Goal.
Print every line of the listing exactly, please.

[Data entries]

==============================

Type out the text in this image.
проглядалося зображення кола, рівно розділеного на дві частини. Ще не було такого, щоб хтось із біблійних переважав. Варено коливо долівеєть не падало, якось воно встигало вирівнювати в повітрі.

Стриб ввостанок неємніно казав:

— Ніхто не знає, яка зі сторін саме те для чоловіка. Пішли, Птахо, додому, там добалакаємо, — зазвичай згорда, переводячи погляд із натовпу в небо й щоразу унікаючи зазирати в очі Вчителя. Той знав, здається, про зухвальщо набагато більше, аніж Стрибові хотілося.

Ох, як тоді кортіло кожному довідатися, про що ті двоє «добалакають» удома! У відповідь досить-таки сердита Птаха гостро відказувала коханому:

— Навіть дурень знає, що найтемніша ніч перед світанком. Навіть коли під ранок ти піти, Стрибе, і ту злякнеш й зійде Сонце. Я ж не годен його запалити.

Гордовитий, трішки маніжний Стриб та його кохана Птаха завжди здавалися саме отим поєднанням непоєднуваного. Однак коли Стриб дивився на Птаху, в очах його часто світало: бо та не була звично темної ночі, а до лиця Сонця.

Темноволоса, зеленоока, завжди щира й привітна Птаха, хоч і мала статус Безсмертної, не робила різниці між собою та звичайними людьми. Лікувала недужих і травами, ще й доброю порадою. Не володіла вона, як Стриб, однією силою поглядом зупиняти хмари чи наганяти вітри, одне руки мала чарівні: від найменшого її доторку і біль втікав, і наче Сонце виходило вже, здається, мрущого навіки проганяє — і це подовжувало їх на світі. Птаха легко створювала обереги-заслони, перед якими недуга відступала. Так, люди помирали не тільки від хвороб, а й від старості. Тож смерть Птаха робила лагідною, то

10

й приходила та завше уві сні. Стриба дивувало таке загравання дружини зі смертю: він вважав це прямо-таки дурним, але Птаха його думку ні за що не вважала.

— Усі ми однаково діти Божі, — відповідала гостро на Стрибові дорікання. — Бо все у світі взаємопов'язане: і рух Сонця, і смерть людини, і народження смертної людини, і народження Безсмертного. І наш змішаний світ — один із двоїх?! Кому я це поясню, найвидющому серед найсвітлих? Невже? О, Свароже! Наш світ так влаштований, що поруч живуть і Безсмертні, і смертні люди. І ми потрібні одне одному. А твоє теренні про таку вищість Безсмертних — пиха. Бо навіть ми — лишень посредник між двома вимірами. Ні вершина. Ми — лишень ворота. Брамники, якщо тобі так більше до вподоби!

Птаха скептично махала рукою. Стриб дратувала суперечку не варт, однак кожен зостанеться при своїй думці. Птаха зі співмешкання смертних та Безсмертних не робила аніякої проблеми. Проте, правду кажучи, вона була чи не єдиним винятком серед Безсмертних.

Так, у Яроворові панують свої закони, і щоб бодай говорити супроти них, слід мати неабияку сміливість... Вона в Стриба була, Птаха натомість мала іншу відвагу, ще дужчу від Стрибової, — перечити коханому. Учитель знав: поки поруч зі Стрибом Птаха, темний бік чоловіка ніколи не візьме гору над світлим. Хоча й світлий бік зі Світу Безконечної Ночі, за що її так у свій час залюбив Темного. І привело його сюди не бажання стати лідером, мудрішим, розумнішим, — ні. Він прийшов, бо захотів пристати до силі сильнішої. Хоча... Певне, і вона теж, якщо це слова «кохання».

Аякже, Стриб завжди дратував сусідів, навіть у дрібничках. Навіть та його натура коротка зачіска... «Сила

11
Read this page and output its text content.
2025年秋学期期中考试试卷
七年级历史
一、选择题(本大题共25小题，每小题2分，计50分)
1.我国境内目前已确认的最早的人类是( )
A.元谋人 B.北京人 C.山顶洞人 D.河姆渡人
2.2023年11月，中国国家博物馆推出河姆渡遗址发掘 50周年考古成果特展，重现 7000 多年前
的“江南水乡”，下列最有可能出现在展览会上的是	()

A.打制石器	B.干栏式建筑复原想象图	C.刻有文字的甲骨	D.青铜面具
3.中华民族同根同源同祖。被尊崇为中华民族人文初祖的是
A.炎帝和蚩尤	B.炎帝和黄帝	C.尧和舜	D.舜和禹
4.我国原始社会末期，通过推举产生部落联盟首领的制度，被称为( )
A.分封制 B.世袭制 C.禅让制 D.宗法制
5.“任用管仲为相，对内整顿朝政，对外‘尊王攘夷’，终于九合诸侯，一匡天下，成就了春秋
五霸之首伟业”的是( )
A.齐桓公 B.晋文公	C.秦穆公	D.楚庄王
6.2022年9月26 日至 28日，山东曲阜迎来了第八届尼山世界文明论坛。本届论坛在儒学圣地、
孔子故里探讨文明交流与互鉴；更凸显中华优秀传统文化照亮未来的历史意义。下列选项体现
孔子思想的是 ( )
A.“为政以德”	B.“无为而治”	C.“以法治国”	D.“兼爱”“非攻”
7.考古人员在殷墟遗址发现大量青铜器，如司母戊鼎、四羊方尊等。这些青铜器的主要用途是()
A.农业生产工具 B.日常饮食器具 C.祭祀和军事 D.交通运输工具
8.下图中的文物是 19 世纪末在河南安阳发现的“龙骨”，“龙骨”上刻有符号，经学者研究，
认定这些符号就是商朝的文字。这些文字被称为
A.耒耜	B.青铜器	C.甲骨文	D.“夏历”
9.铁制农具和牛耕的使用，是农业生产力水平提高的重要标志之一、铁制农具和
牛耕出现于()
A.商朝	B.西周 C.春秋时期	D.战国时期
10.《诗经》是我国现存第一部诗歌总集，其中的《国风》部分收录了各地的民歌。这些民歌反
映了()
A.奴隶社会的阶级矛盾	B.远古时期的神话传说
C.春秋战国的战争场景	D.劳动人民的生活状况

==============================

Output below.
Type out the text in this image.
проглядалося зображення кола, рівно розділеного на дві частини. Ще не було такого, щоб хтось із біблійних переважав. Варено коливо долівеєть не падало, якось воно встигало вирівнювати в повітрі.

Стриб ввостанок неємніно казав:

— Ніхто не знає, яка зі сторін саме те для чоловіка. Пішли, Птахо, додому, там добалакаємо, — зазвичай згорда, переводячи погляд із натовпу в небо й щоразу унікаючи зазирати в очі Вчителя. Той знав, здається, про зухвальщо набагато більше, аніж Стрибові хотілося.

Ох, як тоді кортіло кожному довідатися, про що ті двоє «добалакають» удома! У відповідь досить-таки сердита Птаха гостро відказувала коханому:

— Навіть дурень знає, що найтемніша ніч перед світанком. Навіть коли під ранок ти піти, Стрибе, і ту злякнеш й зійде Сонце. Я ж не годен його запалити.

Гордовитий, трішки маніжний Стриб та його кохана Птаха завжди здавалися саме отим поєднанням непоєднуваного. Однак коли Стриб дивився на Птаху, в очах його часто світало: бо та не була звично темної ночі, а до лиця Сонця.

Темноволоса, зеленоока, завжди щира й привітна Птаха, хоч і мала статус Безсмертної, не робила різниці між собою та звичайними людьми. Лікувала недужих і травами, ще й доброю порадою. Не володіла вона, як Стриб, однією силою поглядом зупиняти хмари чи наганяти вітри, одне руки мала чарівні: від найменшого її доторку і біль втікав, і наче Сонце виходило вже, здається, мрущого навіки проганяє — і це подовжувало їх на світі. Птаха легко створювала обереги-заслони, перед якими недуга відступала. Так, люди помирали не тільки від хвороб, а й від старості. Тож смерть Птаха робила лагідною, то

10

й приходила та завше уві сні. Стриба дивувало таке загравання дружини зі смертю: він вважав це прямо-таки дурним, але Птаха його думку ні за що не вважала.

— Усі ми однаково діти Божі, — відповідала гостро на Стрибові дорікання. — Бо все у світі взаємопов'язане: і рух Сонця, і смерть людини, і народження смертної людини, і народження Безсмертного. І наш змішаний світ — один із двоїх?! Кому я це поясню, найвидющому серед найсвітлих? Невже? О, Свароже! Наш світ так влаштований, що поруч живуть і Безсмертні, і смертні люди. І ми потрібні одне одному. А твоє теренні про таку вищість Безсмертних — пиха. Бо навіть ми — лишень посредник між двома вимірами. Ні вершина. Ми — лишень ворота. Брамники, якщо тобі так більше до вподоби!

Птаха скептично махала рукою. Стриб дратувала суперечку не варт, однак кожен зостанеться при своїй думці. Птаха зі співмешкання смертних та Безсмертних не робила аніякої проблеми. Проте, правду кажучи, вона була чи не єдиним винятком серед Безсмертних.

Так, у Яроворові панують свої закони, і щоб бодай говорити супроти них, слід мати неабияку сміливість... Вона в Стриба була, Птаха натомість мала іншу відвагу, ще дужчу від Стрибової, — перечити коханому. Учитель знав: поки поруч зі Стрибом Птаха, темний бік чоловіка ніколи не візьме гору над світлим. Хоча й світлий бік зі Світу Безконечної Ночі, за що її так у свій час залюбив Темного. І привело його сюди не бажання стати лідером, мудрішим, розумнішим, — ні. Він прийшов, бо захотів пристати до силі сильнішої. Хоча... Певне, і вона теж, якщо це слова «кохання».

Аякже, Стриб завжди дратував сусідів, навіть у дрібничках. Навіть та його натура коротка зачіска... «Сила

11
Read this page and output its text content.
2025年秋学期期中考试试卷
七年级历史
一、选择题(本大题共25小题，每小题2分，计50分)
1.我国境内目前已确认的最早的人类是( )
A.元谋人 B.北京人 C.山顶洞人 D.河姆渡人
2.2023年11月，中国国家博物馆推出河姆渡遗址发掘 50周年考古成果特展，重现 7000 多年前
的“江南水乡”，下列最有可能出现在展览会上的是	()

A.打制石器	B.干栏式建筑复原想象图	C.刻有文字的甲骨	D.青铜面具
3.中华民族同根同源同祖。被尊崇为中华民族人文初祖的是
A.炎帝和蚩尤	B.炎帝和黄帝	C.尧和舜	D.舜和禹
4.我国原始社会末期，通过推举产生部落联盟首领的制度，被称为( )
A.分封制 B.世袭制 C.禅让制 D.宗法制
5.“任用管仲为相，对内整顿朝政，对外‘尊王攘夷’，终于九合诸侯，一匡天下，成就了春秋
五霸之首伟业”的是( )
A.齐桓公 B.晋文公	C.秦穆公	D.楚庄王
6.2022年9月26 日至 28日，山东曲阜迎来了第八届尼山世界文明论坛。本届论坛在儒学圣地、
孔子故里探讨文明交流与互鉴；更凸显中华优秀传统文化照亮未来的历史意义。下列选项体现
孔子思想的是 ( )
A.“为政以德”	B.“无为而治”	C.“以法治国”	D.“兼爱”“非攻”
7.考古人员在殷墟遗址发现大量青铜器，如司母戊鼎、四羊方尊等。这些青铜器的主要用途是()
A.农业生产工具 B.日常饮食器具 C.祭祀和军事 D.交通运输工具
8.下图中的文物是 19 世纪末在河南安阳发现的“龙骨”，“龙骨”上刻有符号，经学者研究，
认定这些符号就是商朝的文字。这些文字被称为
A.耒耜	B.青铜器	C.甲骨文	D.“夏历”
9.铁制农具和牛耕的使用，是农业生产力水平提高的重要标志之一、铁制农具和
牛耕出现于()
A.商朝	B.西周 C.春秋时期	D.战国时期
10.《诗经》是我国现存第一部诗歌总集，其中的《国风》部分收录了各地的民歌。这些民歌反
映了()
A.奴隶社会的阶级矛盾	B.远古时期的神话传说
C.春秋战国的战争场景	D.劳动人民的生活状况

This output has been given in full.